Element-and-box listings
━━━━━━━━━━━━━━━━

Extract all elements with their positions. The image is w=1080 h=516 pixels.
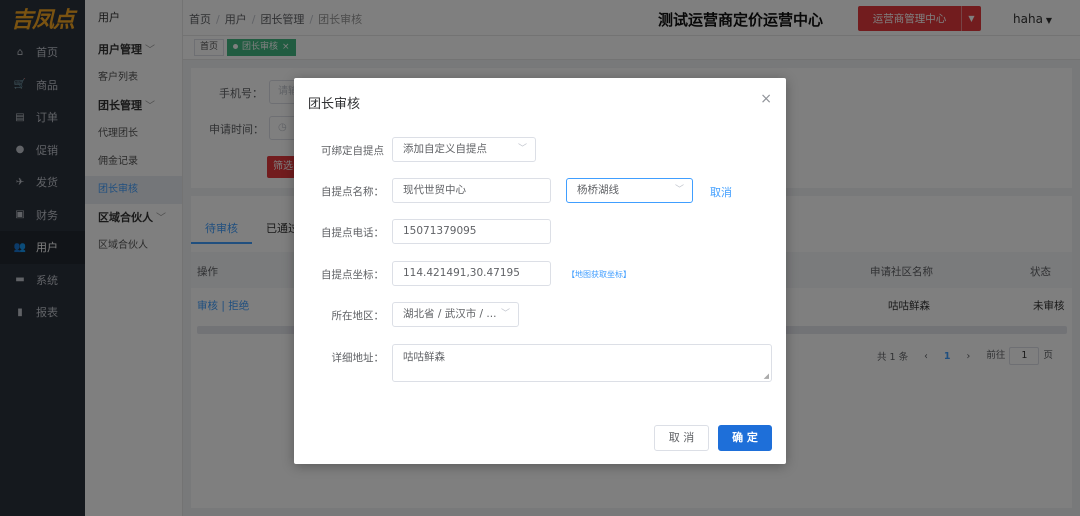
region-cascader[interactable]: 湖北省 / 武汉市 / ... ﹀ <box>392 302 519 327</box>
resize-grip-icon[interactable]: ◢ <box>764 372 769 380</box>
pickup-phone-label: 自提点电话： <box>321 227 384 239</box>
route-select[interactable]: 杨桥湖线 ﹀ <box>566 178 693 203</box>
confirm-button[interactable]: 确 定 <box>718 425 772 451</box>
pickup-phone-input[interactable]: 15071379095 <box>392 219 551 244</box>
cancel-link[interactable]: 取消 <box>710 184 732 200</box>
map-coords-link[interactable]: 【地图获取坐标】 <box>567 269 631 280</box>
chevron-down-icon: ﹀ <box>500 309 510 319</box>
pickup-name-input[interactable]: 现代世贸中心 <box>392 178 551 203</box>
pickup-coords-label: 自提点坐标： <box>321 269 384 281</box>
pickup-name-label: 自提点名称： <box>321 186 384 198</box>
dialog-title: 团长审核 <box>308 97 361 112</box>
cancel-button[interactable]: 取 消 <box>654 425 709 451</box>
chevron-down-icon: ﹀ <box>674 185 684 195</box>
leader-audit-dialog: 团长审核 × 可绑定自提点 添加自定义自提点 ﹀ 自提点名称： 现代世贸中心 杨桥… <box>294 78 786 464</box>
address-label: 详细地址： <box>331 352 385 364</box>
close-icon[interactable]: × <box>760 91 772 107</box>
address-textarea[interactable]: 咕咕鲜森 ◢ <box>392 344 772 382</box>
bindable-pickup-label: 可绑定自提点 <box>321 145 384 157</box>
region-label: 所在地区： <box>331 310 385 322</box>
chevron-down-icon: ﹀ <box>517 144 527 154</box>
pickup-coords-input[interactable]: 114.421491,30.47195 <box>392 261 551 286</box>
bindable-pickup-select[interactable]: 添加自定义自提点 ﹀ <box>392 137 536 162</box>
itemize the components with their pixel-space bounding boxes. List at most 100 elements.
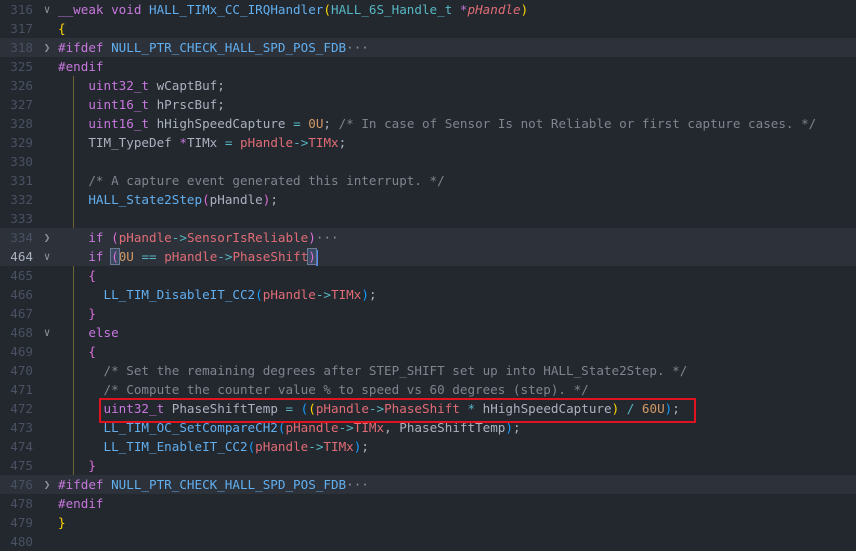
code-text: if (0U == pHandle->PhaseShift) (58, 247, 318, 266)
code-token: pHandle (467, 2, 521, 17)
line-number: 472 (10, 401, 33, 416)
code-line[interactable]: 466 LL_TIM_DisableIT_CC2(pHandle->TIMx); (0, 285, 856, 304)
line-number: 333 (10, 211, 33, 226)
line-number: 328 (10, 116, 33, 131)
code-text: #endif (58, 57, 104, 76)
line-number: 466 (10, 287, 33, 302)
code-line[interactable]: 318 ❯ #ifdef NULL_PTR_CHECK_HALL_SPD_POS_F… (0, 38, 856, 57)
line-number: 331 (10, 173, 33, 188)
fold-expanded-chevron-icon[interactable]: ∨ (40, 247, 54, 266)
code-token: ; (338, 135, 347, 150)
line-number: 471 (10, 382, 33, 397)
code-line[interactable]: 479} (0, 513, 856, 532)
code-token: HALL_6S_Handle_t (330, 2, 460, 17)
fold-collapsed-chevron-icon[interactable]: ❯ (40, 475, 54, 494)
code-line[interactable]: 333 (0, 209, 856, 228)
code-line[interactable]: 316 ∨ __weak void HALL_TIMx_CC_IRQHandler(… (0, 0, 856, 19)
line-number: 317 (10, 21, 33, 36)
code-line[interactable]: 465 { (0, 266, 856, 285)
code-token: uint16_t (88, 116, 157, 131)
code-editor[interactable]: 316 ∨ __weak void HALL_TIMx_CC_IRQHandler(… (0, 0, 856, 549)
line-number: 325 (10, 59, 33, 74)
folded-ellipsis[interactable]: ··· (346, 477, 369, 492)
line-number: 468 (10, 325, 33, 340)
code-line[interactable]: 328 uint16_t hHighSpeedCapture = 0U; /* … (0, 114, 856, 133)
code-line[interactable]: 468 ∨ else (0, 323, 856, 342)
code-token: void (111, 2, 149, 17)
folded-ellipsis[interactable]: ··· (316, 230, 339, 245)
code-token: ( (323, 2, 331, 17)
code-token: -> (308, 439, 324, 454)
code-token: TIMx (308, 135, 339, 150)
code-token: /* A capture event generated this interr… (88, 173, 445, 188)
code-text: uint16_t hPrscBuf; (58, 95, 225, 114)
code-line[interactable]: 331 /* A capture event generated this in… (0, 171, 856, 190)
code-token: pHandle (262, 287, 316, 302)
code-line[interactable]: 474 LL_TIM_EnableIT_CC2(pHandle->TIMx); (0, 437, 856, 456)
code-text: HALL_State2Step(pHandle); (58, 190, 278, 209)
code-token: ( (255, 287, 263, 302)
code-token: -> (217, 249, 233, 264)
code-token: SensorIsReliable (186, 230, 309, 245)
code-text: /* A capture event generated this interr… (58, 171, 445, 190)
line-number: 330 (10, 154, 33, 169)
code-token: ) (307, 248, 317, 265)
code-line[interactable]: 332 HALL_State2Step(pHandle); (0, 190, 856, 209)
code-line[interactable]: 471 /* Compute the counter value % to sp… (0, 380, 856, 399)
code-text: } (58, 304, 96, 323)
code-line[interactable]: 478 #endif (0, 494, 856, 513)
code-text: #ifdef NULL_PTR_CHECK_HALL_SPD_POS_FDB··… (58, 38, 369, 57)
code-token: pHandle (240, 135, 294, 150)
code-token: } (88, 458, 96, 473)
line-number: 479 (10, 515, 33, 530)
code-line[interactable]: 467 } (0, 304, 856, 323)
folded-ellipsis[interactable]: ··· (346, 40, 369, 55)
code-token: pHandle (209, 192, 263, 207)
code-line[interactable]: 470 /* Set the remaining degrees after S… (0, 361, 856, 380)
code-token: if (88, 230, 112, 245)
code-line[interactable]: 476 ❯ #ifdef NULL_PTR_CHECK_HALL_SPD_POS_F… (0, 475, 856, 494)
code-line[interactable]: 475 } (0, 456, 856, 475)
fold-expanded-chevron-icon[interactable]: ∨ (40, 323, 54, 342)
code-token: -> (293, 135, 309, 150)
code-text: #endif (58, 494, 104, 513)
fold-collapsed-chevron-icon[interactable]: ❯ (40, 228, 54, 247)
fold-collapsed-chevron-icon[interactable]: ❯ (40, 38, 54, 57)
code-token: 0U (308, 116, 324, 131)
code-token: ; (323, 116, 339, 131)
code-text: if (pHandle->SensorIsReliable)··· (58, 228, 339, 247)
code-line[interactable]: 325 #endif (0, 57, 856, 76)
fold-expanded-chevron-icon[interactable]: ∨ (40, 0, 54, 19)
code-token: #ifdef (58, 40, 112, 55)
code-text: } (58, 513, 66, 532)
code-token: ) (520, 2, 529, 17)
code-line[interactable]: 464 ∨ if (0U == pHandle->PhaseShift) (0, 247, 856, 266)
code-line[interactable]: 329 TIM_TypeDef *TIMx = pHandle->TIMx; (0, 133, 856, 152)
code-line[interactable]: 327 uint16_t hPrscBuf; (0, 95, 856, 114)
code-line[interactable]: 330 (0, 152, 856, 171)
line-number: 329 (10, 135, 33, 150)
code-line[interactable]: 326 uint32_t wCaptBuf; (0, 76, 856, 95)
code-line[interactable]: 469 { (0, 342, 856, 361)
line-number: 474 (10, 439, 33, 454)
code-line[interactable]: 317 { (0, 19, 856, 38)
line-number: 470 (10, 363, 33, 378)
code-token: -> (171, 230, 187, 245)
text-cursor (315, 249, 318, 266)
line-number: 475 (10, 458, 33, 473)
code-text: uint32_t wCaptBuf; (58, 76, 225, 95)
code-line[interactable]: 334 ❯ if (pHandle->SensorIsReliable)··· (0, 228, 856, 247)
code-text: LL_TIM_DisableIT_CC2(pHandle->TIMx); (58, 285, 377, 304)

━━━━━━━━━━━━━━━━

What the task asks
Reproduce every line of the records above word for word, leaving out the pictures.

Solution for this exercise
Extract all elements with their positions. The image is w=1080 h=516 pixels.
region-cascader[interactable]: 湖北省 / 武汉市 / ... ﹀ <box>392 302 519 327</box>
resize-grip-icon[interactable]: ◢ <box>764 372 769 380</box>
pickup-phone-label: 自提点电话： <box>321 227 384 239</box>
route-select[interactable]: 杨桥湖线 ﹀ <box>566 178 693 203</box>
confirm-button[interactable]: 确 定 <box>718 425 772 451</box>
pickup-phone-input[interactable]: 15071379095 <box>392 219 551 244</box>
cancel-link[interactable]: 取消 <box>710 184 732 200</box>
map-coords-link[interactable]: 【地图获取坐标】 <box>567 269 631 280</box>
chevron-down-icon: ﹀ <box>500 309 510 319</box>
pickup-name-input[interactable]: 现代世贸中心 <box>392 178 551 203</box>
pickup-coords-label: 自提点坐标： <box>321 269 384 281</box>
pickup-name-label: 自提点名称： <box>321 186 384 198</box>
dialog-title: 团长审核 <box>308 97 361 112</box>
cancel-button[interactable]: 取 消 <box>654 425 709 451</box>
chevron-down-icon: ﹀ <box>674 185 684 195</box>
leader-audit-dialog: 团长审核 × 可绑定自提点 添加自定义自提点 ﹀ 自提点名称： 现代世贸中心 杨桥… <box>294 78 786 464</box>
address-label: 详细地址： <box>331 352 385 364</box>
close-icon[interactable]: × <box>760 91 772 107</box>
address-textarea[interactable]: 咕咕鲜森 ◢ <box>392 344 772 382</box>
bindable-pickup-label: 可绑定自提点 <box>321 145 384 157</box>
region-label: 所在地区： <box>331 310 385 322</box>
chevron-down-icon: ﹀ <box>517 144 527 154</box>
pickup-coords-input[interactable]: 114.421491,30.47195 <box>392 261 551 286</box>
bindable-pickup-select[interactable]: 添加自定义自提点 ﹀ <box>392 137 536 162</box>
itemize the components with their pixel-space bounding boxes. List at most 100 elements.
code-text: if (0U == pHandle->PhaseShift) (58, 247, 318, 266)
code-token: pHandle (467, 2, 521, 17)
line-number: 472 (10, 401, 33, 416)
code-line[interactable]: 466 LL_TIM_DisableIT_CC2(pHandle->TIMx); (0, 285, 856, 304)
line-number: 333 (10, 211, 33, 226)
line-number: 328 (10, 116, 33, 131)
code-text: #endif (58, 57, 104, 76)
line-number: 466 (10, 287, 33, 302)
code-line[interactable]: 318 ❯ #ifdef NULL_PTR_CHECK_HALL_SPD_POS_F… (0, 38, 856, 57)
line-number: 331 (10, 173, 33, 188)
fold-expanded-chevron-icon[interactable]: ∨ (40, 247, 54, 266)
code-token: ; (338, 135, 347, 150)
line-number: 471 (10, 382, 33, 397)
code-line[interactable]: 479} (0, 513, 856, 532)
code-token: HALL_6S_Handle_t (330, 2, 460, 17)
fold-collapsed-chevron-icon[interactable]: ❯ (40, 475, 54, 494)
code-line[interactable]: 333 (0, 209, 856, 228)
code-line[interactable]: 316 ∨ __weak void HALL_TIMx_CC_IRQHandler(… (0, 0, 856, 19)
line-number: 317 (10, 21, 33, 36)
code-line[interactable]: 465 { (0, 266, 856, 285)
code-token: uint16_t (88, 116, 157, 131)
code-editor[interactable]: 316 ∨ __weak void HALL_TIMx_CC_IRQHandler(… (0, 0, 856, 549)
line-number: 325 (10, 59, 33, 74)
folded-ellipsis[interactable]: ··· (346, 477, 369, 492)
line-number: 468 (10, 325, 33, 340)
code-line[interactable]: 328 uint16_t hHighSpeedCapture = 0U; /* … (0, 114, 856, 133)
code-line[interactable]: 468 ∨ else (0, 323, 856, 342)
code-token: void (111, 2, 149, 17)
folded-ellipsis[interactable]: ··· (316, 230, 339, 245)
code-token: ( (323, 2, 331, 17)
code-token: -> (308, 439, 324, 454)
code-token: TIMx (308, 135, 339, 150)
code-token: /* A capture event generated this interr… (88, 173, 445, 188)
code-text: uint16_t hPrscBuf; (58, 95, 225, 114)
code-line[interactable]: 331 /* A capture event generated this in… (0, 171, 856, 190)
code-token: pHandle (262, 287, 316, 302)
code-line[interactable]: 474 LL_TIM_EnableIT_CC2(pHandle->TIMx); (0, 437, 856, 456)
code-text: HALL_State2Step(pHandle); (58, 190, 278, 209)
code-token: ( (255, 287, 263, 302)
code-token: -> (217, 249, 233, 264)
code-token: SensorIsReliable (186, 230, 309, 245)
code-text: /* A capture event generated this interr… (58, 171, 445, 190)
line-number: 330 (10, 154, 33, 169)
code-token: ) (307, 248, 317, 265)
code-line[interactable]: 332 HALL_State2Step(pHandle); (0, 190, 856, 209)
code-line[interactable]: 471 /* Compute the counter value % to sp… (0, 380, 856, 399)
code-text: } (58, 304, 96, 323)
code-line[interactable]: 478 #endif (0, 494, 856, 513)
code-text: #ifdef NULL_PTR_CHECK_HALL_SPD_POS_FDB··… (58, 38, 369, 57)
code-token: pHandle (240, 135, 294, 150)
code-token: } (88, 458, 96, 473)
line-number: 479 (10, 515, 33, 530)
code-line[interactable]: 467 } (0, 304, 856, 323)
folded-ellipsis[interactable]: ··· (346, 40, 369, 55)
code-token: pHandle (209, 192, 263, 207)
code-line[interactable]: 470 /* Set the remaining degrees after S… (0, 361, 856, 380)
code-token: if (88, 230, 112, 245)
code-line[interactable]: 476 ❯ #ifdef NULL_PTR_CHECK_HALL_SPD_POS_F… (0, 475, 856, 494)
code-line[interactable]: 475 } (0, 456, 856, 475)
fold-expanded-chevron-icon[interactable]: ∨ (40, 323, 54, 342)
code-token: -> (293, 135, 309, 150)
code-text: #endif (58, 494, 104, 513)
fold-collapsed-chevron-icon[interactable]: ❯ (40, 228, 54, 247)
fold-collapsed-chevron-icon[interactable]: ❯ (40, 38, 54, 57)
code-token: 0U (308, 116, 324, 131)
code-token: ; (323, 116, 339, 131)
code-text: if (pHandle->SensorIsReliable)··· (58, 228, 339, 247)
code-line[interactable]: 325 #endif (0, 57, 856, 76)
fold-expanded-chevron-icon[interactable]: ∨ (40, 0, 54, 19)
code-token: #ifdef (58, 40, 112, 55)
code-text: } (58, 513, 66, 532)
code-token: ) (520, 2, 529, 17)
code-line[interactable]: 464 ∨ if (0U == pHandle->PhaseShift) (0, 247, 856, 266)
code-line[interactable]: 329 TIM_TypeDef *TIMx = pHandle->TIMx; (0, 133, 856, 152)
code-line[interactable]: 327 uint16_t hPrscBuf; (0, 95, 856, 114)
code-line[interactable]: 330 (0, 152, 856, 171)
line-number: 329 (10, 135, 33, 150)
code-line[interactable]: 326 uint32_t wCaptBuf; (0, 76, 856, 95)
code-line[interactable]: 469 { (0, 342, 856, 361)
line-number: 474 (10, 439, 33, 454)
code-line[interactable]: 317 { (0, 19, 856, 38)
line-number: 470 (10, 363, 33, 378)
code-token: -> (171, 230, 187, 245)
text-cursor (315, 249, 318, 266)
line-number: 475 (10, 458, 33, 473)
code-text: uint32_t wCaptBuf; (58, 76, 225, 95)
code-line[interactable]: 334 ❯ if (pHandle->SensorIsReliable)··· (0, 228, 856, 247)
code-text: LL_TIM_DisableIT_CC2(pHandle->TIMx); (58, 285, 377, 304)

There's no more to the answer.